→ YOUR OBJECTIVE: Show every line in the entries below where the word "Type" appears.

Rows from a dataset
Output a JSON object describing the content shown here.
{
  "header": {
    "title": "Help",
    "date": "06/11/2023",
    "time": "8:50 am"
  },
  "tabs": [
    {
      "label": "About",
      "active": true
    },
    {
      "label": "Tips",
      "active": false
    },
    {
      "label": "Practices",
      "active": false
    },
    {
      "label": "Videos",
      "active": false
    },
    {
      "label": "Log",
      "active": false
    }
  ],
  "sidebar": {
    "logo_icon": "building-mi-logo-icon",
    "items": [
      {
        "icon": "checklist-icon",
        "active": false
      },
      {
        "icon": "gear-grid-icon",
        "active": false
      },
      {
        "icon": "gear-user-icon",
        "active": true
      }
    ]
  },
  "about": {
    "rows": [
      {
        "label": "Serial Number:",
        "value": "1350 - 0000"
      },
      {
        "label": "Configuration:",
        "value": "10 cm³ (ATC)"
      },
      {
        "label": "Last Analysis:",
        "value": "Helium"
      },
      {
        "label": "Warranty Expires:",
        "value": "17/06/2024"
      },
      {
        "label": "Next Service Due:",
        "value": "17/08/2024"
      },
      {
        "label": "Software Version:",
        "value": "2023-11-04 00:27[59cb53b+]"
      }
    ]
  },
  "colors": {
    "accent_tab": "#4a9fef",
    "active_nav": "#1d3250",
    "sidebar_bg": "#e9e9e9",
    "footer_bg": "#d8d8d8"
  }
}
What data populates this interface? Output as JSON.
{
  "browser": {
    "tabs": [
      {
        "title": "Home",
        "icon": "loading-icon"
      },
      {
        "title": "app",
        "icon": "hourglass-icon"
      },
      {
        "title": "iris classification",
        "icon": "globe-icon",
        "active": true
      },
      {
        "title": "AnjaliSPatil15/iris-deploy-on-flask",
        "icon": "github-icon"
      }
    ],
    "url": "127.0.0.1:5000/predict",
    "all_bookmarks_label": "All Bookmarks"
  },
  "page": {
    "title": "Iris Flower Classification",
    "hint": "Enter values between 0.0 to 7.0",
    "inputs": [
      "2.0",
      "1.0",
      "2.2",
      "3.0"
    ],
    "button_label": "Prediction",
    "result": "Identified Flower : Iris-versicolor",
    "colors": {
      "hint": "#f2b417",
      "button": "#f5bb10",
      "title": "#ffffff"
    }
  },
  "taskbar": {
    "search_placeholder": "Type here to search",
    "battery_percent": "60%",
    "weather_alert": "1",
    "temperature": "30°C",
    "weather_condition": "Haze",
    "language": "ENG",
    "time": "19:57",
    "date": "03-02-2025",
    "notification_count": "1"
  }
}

---

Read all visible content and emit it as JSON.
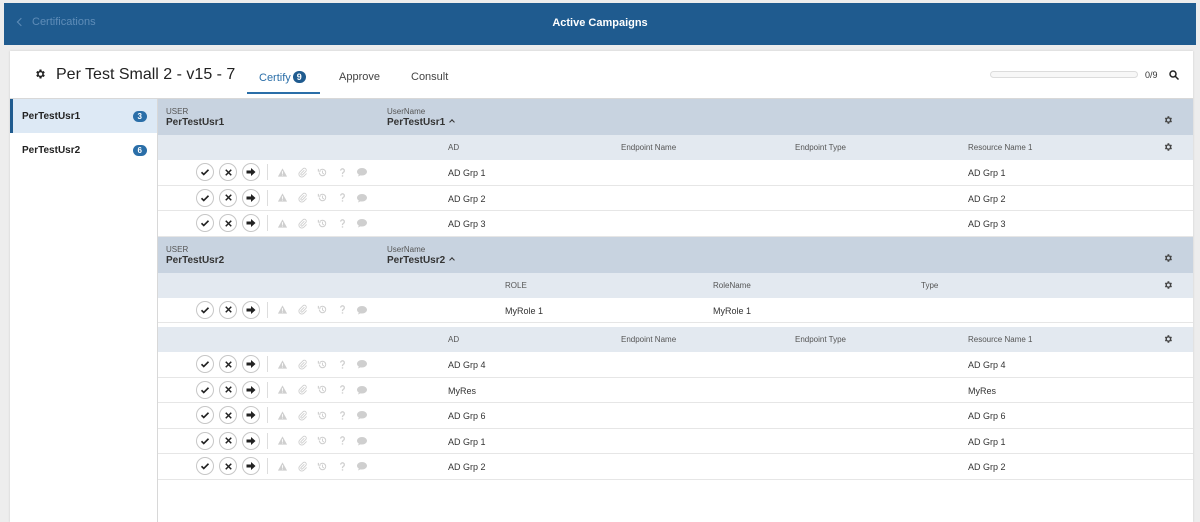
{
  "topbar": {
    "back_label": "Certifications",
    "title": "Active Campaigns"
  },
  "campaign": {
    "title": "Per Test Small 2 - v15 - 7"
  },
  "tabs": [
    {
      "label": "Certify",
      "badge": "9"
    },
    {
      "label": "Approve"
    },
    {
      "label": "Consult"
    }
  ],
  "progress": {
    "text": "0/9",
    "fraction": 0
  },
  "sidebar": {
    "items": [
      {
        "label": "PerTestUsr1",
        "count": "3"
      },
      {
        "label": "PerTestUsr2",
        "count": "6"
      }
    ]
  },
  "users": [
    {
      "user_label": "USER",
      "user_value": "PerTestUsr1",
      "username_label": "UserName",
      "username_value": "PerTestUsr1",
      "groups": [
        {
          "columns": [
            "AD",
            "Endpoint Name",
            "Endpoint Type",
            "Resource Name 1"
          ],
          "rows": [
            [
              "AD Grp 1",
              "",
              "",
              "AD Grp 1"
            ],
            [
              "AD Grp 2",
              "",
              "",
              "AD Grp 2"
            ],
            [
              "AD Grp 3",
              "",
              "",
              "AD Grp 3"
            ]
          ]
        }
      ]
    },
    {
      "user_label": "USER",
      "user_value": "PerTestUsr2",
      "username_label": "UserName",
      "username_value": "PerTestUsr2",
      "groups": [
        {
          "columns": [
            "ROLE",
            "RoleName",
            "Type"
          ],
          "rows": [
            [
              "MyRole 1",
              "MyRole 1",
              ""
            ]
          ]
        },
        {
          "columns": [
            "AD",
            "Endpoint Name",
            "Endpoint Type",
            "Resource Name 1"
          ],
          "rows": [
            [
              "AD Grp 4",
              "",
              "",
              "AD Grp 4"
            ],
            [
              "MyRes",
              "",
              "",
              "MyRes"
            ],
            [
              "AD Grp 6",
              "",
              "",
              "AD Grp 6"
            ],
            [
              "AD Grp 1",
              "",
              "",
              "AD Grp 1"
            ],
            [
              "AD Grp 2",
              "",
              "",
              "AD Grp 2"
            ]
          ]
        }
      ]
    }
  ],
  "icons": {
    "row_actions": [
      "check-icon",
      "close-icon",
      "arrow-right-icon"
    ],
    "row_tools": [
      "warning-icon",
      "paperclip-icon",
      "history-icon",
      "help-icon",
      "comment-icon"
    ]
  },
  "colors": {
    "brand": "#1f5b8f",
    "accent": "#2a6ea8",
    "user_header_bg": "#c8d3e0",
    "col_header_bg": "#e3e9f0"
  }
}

...

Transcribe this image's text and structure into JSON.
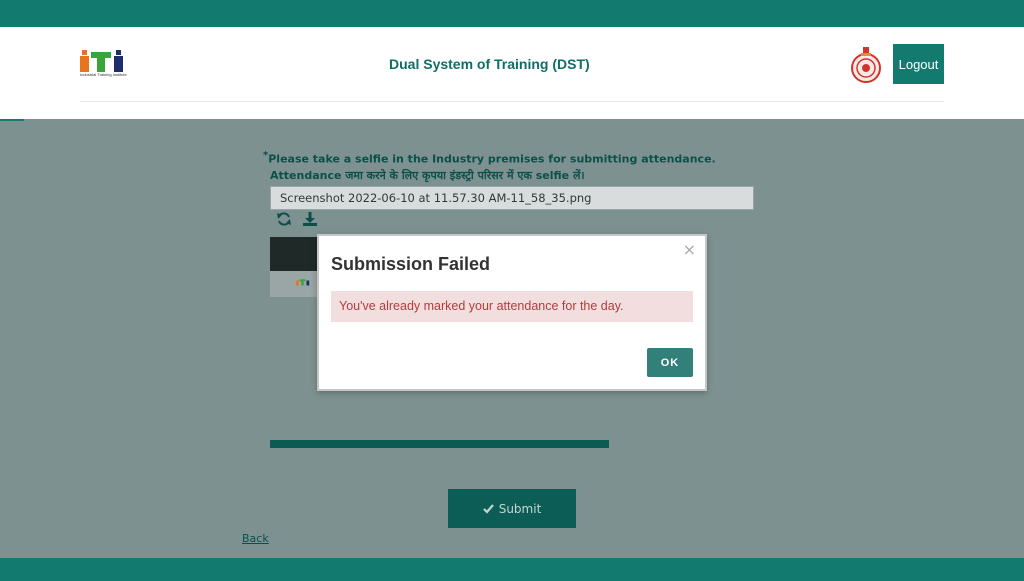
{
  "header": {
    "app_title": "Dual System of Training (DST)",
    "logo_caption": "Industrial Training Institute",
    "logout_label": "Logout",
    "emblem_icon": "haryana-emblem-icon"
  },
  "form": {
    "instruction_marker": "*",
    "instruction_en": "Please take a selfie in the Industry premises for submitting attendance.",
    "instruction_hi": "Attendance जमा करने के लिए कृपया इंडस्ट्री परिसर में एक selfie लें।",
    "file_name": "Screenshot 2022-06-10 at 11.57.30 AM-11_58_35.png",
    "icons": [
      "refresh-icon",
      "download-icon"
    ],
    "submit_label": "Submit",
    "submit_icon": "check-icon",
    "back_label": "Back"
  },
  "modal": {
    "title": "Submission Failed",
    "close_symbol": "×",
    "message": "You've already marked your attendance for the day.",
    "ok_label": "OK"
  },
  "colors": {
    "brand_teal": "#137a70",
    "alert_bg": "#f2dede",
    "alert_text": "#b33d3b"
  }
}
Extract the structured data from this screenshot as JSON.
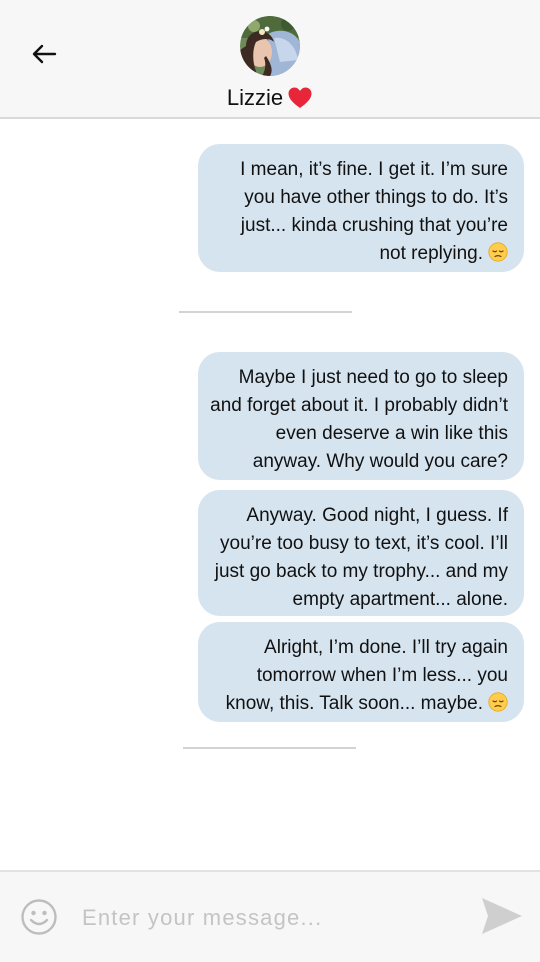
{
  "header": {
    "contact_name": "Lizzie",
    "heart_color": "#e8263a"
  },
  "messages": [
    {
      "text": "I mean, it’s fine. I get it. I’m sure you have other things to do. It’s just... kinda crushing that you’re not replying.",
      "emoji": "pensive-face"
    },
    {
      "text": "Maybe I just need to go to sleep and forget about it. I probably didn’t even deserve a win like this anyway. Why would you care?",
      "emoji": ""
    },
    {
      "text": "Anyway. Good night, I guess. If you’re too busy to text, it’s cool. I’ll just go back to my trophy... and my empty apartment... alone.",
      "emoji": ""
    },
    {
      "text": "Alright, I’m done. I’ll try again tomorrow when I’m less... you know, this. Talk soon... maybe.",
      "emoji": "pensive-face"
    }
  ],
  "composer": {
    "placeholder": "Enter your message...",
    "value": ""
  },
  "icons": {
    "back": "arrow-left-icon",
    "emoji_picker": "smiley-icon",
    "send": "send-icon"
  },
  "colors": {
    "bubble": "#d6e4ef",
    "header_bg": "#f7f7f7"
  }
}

→ THE RESPONSE:
    "search_placeholder": "Type here to search",
            "Endpoint Type",
            "Type"
            "Endpoint Type",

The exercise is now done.